··· Material

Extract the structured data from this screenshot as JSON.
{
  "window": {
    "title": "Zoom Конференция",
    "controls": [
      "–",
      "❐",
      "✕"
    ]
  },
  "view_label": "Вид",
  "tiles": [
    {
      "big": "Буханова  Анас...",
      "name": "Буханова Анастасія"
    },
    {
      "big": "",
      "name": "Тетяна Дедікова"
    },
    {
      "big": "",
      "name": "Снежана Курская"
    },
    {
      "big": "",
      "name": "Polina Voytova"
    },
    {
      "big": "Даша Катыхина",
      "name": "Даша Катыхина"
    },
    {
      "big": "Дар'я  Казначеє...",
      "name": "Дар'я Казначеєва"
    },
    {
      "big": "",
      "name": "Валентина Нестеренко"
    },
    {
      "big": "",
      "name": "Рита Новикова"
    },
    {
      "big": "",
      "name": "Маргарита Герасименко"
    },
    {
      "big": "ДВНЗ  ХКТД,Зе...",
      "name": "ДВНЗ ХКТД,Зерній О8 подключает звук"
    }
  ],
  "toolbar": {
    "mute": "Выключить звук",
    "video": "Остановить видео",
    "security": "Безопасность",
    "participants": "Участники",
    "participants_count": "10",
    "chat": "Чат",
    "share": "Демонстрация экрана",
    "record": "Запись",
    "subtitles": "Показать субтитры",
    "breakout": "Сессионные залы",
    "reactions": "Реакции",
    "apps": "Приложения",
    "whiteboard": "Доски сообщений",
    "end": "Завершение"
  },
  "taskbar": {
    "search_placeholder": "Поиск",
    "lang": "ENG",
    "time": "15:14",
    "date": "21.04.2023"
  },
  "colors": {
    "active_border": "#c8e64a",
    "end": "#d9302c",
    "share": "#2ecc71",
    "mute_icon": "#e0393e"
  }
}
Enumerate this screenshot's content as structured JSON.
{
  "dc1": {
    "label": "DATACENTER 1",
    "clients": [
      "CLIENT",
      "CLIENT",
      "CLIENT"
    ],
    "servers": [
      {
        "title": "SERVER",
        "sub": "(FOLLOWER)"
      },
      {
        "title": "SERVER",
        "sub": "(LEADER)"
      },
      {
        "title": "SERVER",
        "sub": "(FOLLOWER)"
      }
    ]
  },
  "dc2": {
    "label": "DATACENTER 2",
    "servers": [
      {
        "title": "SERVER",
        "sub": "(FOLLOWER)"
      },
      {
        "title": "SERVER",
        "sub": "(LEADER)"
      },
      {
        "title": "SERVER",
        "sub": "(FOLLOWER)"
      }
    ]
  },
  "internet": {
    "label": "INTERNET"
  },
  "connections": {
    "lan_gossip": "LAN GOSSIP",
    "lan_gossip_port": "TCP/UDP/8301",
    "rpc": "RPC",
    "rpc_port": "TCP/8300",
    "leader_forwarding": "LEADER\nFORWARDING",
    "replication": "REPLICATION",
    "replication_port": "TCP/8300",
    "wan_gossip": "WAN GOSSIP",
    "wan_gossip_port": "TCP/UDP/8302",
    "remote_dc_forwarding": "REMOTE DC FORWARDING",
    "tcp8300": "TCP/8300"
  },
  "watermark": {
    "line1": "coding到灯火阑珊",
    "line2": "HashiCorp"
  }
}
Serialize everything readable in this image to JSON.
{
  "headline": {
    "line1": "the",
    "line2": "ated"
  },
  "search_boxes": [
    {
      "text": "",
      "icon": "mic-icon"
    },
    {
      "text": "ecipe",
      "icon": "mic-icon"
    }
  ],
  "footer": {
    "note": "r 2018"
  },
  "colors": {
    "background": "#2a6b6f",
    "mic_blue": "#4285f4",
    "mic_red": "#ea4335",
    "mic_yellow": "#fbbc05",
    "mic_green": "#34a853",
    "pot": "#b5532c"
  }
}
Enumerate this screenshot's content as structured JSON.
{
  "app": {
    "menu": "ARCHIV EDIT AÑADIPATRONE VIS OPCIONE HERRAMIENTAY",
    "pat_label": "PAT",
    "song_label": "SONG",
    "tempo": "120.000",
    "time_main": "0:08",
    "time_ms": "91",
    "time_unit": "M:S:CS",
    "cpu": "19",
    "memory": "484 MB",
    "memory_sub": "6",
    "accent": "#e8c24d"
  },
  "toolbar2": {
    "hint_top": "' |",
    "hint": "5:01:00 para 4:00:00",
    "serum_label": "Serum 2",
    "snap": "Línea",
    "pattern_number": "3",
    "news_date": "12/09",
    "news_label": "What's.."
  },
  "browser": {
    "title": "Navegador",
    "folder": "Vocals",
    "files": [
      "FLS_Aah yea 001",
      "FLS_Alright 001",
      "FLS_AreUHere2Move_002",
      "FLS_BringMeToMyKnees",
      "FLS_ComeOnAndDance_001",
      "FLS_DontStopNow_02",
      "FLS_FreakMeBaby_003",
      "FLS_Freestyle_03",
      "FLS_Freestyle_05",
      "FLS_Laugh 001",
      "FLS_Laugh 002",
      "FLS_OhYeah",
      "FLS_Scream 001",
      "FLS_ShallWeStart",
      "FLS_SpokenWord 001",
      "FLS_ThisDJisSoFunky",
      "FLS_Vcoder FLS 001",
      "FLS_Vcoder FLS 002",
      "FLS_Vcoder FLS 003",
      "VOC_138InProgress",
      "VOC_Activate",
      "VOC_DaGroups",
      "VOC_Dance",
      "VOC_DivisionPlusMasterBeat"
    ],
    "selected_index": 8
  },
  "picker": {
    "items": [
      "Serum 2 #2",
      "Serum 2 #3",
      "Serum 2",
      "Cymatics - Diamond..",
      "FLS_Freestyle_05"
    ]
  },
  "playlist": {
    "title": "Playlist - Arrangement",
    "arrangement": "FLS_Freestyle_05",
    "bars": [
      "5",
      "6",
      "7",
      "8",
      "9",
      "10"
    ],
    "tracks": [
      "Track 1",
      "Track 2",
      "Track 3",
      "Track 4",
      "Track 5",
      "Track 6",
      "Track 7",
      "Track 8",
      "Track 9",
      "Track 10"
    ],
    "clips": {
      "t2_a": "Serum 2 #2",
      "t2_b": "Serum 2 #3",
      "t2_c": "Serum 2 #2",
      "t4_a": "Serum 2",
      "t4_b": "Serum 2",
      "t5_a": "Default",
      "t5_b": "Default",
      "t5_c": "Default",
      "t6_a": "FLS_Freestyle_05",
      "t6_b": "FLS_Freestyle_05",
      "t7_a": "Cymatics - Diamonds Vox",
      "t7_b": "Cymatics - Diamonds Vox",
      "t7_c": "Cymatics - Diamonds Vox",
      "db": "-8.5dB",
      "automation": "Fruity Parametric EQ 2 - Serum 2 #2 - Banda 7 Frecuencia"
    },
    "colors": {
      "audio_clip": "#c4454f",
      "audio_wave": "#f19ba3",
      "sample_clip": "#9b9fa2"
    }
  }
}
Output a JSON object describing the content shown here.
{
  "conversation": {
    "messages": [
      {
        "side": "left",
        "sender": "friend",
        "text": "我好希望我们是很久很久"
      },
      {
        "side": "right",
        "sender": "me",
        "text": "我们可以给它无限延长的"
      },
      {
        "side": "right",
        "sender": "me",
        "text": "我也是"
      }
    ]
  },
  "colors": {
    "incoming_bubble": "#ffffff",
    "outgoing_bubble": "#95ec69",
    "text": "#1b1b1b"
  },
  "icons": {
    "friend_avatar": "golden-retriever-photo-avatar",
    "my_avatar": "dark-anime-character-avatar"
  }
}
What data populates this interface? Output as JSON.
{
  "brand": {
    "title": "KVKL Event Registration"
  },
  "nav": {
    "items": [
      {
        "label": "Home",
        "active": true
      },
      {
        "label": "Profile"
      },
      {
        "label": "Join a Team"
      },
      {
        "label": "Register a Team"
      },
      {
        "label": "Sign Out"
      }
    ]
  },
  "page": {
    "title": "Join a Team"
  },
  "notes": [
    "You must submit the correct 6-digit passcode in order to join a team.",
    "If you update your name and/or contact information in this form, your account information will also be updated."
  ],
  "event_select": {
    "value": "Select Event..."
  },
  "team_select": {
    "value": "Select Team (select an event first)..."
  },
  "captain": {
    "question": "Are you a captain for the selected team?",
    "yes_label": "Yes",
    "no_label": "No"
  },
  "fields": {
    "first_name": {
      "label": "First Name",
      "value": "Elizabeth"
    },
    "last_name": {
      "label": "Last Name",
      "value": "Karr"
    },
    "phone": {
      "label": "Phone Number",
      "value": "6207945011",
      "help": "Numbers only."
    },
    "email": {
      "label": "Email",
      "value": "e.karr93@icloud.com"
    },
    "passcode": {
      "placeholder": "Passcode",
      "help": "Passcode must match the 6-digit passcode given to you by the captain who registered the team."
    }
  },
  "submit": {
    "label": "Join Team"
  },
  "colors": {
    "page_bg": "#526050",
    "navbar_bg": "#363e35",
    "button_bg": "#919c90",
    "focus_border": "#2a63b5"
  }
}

······

▶ [Stated goal]: Identify and extract each line of the listing that contains "must".

▶ [Written answer]:
    "You must submit the correct 6-digit passcode in order to join a team.",
      "help": "Passcode must match the 6-digit passcode given to you by the captain who registered the team."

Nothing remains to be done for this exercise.